▶ Texto apresentado:

* * *

Tribunal Constitucional exige correções e recebe novas assinaturas para legalização do PVED

Luanda - O Tribunal Constitucional notificou, em novembro do ano passado, a Comissão Instaladora do Partido pela Verdade e Estabilidade para o Desenvolvimento (PVED), liderada por Sapalo António (na foto), antigo militante do Partido de Renovação Social (PRS), para suprir insuficiências identificadas no processo submetido em 2025 para a legalização da formação política.
informações divulgadas pelo Club-K.net, uma delegação da Comissão Instaladora, chefiada por Sapalo António, deslocou-se na tarde de quinta-feira, 19 de fevereiro, ao Gabinete dos Partidos Políticos do Tribunal Constitucional, onde procedeu à entrega das assinaturas adicionais solicitadas pelo órgão judicial, em cumprimento das exigências previstas na Lei dos Partidos Políticos.
De acordo com um despacho a que o portal teve acesso, o Tribunal Constitucional detetou a falta de 1.198 assinaturas em quatro das 21 províncias do país. A Comissão Instaladora do PVED assegura, contudo, que a situação foi resolvida dentro do prazo, com a apresentação de um número suficiente de subscrições.
À saída do tribunal, Sapalo António afirmou que a solicitação da instituição foi atendida, apesar de sustentar que o grupo promotor já havia cumprido todos os requisitos legais. “Trouxemos as assinaturas para suprir as insuficiências referidas no despacho do Tribunal Constitucional, datado de 3 de novembro de 2025”, declarou, acompanhado por membros do projeto político.
O despacho refere que, nos termos da lei, cada província deve apresentar um mínimo de 150 assinaturas válidas, requisito que, segundo o tribunal, não foi inicialmente observado em todas as circunscrições. “No nosso entendimento tínhamos preenchido esses requisitos, mas o tribunal entendeu o contrário no âmbito da sua avaliação”, acrescentou o coordenador.
Apesar das correções solicitadas, Sapalo António manifestou confiança num parecer favorável do Tribunal Constitucional, acreditando que o PVED será legalizado a tempo de participar nas Eleições Gerais de 2027.
O pedido de legalização do partido deu entrada no Tribunal Constitucional a 3 de setembro de 2025, após o cumprimento do período de recolha de assinaturas e da preparação dos documentos exigidos pela legislação em vigor.

* * *

▶ Material extraído:
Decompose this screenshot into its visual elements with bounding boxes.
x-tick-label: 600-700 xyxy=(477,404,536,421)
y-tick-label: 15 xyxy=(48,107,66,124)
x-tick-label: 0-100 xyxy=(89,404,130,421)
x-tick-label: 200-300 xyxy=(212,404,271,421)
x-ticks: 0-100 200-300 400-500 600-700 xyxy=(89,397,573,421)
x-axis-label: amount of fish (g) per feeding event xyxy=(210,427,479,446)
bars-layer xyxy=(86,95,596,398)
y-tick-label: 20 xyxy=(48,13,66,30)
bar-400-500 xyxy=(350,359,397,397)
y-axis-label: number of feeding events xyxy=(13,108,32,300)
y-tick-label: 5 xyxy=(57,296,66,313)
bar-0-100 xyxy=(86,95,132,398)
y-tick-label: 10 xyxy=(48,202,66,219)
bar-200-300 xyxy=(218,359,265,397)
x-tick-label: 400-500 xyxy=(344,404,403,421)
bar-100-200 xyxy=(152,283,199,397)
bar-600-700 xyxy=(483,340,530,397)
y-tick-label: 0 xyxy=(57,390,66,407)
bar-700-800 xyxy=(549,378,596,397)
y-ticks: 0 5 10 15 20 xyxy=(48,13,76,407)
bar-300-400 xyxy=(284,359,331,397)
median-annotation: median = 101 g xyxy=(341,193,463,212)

* * *

▶ Exercícios a realizar:
1: Reproduza da notícia sobre o PVED tudo desde "Apesar das correções" até "legislação em vigor.".
2: Reescreva em forma de lista o parágrafo da notícia sobre o PVED que começa por "De acordo com um despacho", mantendo os factos principais.
Os dados constituem material à parte, independente do texto.

▶ Respostas aos exercícios:
1:
Apesar das correções solicitadas, Sapalo António manifestou confiança num parecer favorável do Tribunal Constitucional, acreditando que o PVED será legalizado a tempo de participar nas Eleições Gerais de 2027.
O pedido de legalização do partido deu entrada no Tribunal Constitucional a 3 de setembro de 2025, após o cumprimento do período de recolha de assinaturas e da preparação dos documentos exigidos pela legislação em vigor.

2:
- Segundo um despacho consultado pelo portal, o Tribunal Constitucional detetou a falta de 1.198 assinaturas em quatro das 21 províncias do país.
- A Comissão Instaladora do PVED garante que a situação foi resolvida dentro do prazo, com a apresentação de subscrições suficientes.